┌─ Given data

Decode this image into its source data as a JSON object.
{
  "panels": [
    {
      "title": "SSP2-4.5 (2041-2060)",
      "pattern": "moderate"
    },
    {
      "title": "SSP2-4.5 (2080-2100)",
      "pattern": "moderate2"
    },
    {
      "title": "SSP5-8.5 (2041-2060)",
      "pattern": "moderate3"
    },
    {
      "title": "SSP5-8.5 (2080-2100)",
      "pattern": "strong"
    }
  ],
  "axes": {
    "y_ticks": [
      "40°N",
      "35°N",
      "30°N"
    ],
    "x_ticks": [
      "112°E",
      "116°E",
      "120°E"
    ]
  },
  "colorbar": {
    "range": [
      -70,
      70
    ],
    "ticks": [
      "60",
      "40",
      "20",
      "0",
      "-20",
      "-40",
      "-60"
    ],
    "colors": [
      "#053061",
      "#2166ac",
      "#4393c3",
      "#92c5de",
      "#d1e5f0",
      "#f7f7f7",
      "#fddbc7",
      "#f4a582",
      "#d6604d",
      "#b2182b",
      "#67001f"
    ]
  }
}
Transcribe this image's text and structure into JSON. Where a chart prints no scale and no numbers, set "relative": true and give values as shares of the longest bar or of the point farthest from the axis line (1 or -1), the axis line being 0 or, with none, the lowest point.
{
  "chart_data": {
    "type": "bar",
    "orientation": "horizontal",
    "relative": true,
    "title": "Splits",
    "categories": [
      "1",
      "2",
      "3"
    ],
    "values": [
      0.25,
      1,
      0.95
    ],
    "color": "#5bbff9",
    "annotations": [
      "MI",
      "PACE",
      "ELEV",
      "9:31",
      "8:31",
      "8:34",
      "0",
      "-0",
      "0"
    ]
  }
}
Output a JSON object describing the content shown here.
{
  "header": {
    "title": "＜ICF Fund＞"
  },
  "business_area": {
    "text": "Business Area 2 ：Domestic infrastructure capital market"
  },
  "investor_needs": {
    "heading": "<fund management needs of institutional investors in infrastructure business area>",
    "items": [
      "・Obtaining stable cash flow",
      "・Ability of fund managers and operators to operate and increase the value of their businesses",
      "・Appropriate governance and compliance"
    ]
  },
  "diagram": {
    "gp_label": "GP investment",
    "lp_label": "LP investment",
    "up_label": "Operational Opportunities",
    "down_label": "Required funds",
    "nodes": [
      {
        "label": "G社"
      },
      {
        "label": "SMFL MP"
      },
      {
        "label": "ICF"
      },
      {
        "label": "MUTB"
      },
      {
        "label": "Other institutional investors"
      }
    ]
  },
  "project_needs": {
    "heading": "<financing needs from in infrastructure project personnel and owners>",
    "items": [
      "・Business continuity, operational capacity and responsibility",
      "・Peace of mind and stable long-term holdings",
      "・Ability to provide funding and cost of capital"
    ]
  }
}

└─

• _Aim of the task_:
Faithfully transcribe the whole of the data.

• _Result for this exercise_:
Decode this image into its source data as a JSON object.
{
  "panels": [
    {
      "title": "SSP2-4.5 (2041-2060)",
      "pattern": "moderate"
    },
    {
      "title": "SSP2-4.5 (2080-2100)",
      "pattern": "moderate2"
    },
    {
      "title": "SSP5-8.5 (2041-2060)",
      "pattern": "moderate3"
    },
    {
      "title": "SSP5-8.5 (2080-2100)",
      "pattern": "strong"
    }
  ],
  "axes": {
    "y_ticks": [
      "40°N",
      "35°N",
      "30°N"
    ],
    "x_ticks": [
      "112°E",
      "116°E",
      "120°E"
    ]
  },
  "colorbar": {
    "range": [
      -70,
      70
    ],
    "ticks": [
      "60",
      "40",
      "20",
      "0",
      "-20",
      "-40",
      "-60"
    ],
    "colors": [
      "#053061",
      "#2166ac",
      "#4393c3",
      "#92c5de",
      "#d1e5f0",
      "#f7f7f7",
      "#fddbc7",
      "#f4a582",
      "#d6604d",
      "#b2182b",
      "#67001f"
    ]
  }
}
Transcribe this image's text and structure into JSON. Where a chart prints no scale and no numbers, set "relative": true and give values as shares of the longest bar or of the point farthest from the axis line (1 or -1), the axis line being 0 or, with none, the lowest point.
{
  "chart_data": {
    "type": "bar",
    "orientation": "horizontal",
    "relative": true,
    "title": "Splits",
    "categories": [
      "1",
      "2",
      "3"
    ],
    "values": [
      0.25,
      1,
      0.95
    ],
    "color": "#5bbff9",
    "annotations": [
      "MI",
      "PACE",
      "ELEV",
      "9:31",
      "8:31",
      "8:34",
      "0",
      "-0",
      "0"
    ]
  }
}
Output a JSON object describing the content shown here.
{
  "header": {
    "title": "＜ICF Fund＞"
  },
  "business_area": {
    "text": "Business Area 2 ：Domestic infrastructure capital market"
  },
  "investor_needs": {
    "heading": "<fund management needs of institutional investors in infrastructure business area>",
    "items": [
      "・Obtaining stable cash flow",
      "・Ability of fund managers and operators to operate and increase the value of their businesses",
      "・Appropriate governance and compliance"
    ]
  },
  "diagram": {
    "gp_label": "GP investment",
    "lp_label": "LP investment",
    "up_label": "Operational Opportunities",
    "down_label": "Required funds",
    "nodes": [
      {
        "label": "G社"
      },
      {
        "label": "SMFL MP"
      },
      {
        "label": "ICF"
      },
      {
        "label": "MUTB"
      },
      {
        "label": "Other institutional investors"
      }
    ]
  },
  "project_needs": {
    "heading": "<financing needs from in infrastructure project personnel and owners>",
    "items": [
      "・Business continuity, operational capacity and responsibility",
      "・Peace of mind and stable long-term holdings",
      "・Ability to provide funding and cost of capital"
    ]
  }
}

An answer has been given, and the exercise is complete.